- **Problem to solve**
Copy out the listing below word for word, keeping every line as it is.

- **Excerpted records**
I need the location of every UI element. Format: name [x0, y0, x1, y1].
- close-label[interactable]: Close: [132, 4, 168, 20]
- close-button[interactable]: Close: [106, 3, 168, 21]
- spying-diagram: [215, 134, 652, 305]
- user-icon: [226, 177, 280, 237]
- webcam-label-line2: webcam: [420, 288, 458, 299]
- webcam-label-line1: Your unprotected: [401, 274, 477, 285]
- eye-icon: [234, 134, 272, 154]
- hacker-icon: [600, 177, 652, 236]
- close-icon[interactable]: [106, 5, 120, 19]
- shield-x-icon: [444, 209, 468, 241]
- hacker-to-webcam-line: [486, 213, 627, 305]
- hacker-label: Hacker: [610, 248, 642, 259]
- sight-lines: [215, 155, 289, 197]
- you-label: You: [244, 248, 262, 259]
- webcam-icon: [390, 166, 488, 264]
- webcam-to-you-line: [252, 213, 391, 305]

- **Reply to the task**
I need the location of every UI element. Format: name [x0, y0, x1, y1].
- close-label[interactable]: Close: [132, 4, 168, 20]
- close-button[interactable]: Close: [106, 3, 168, 21]
- spying-diagram: [215, 134, 652, 305]
- user-icon: [226, 177, 280, 237]
- webcam-label-line2: webcam: [420, 288, 458, 299]
- webcam-label-line1: Your unprotected: [401, 274, 477, 285]
- eye-icon: [234, 134, 272, 154]
- hacker-icon: [600, 177, 652, 236]
- close-icon[interactable]: [106, 5, 120, 19]
- shield-x-icon: [444, 209, 468, 241]
- hacker-to-webcam-line: [486, 213, 627, 305]
- hacker-label: Hacker: [610, 248, 642, 259]
- sight-lines: [215, 155, 289, 197]
- you-label: You: [244, 248, 262, 259]
- webcam-icon: [390, 166, 488, 264]
- webcam-to-you-line: [252, 213, 391, 305]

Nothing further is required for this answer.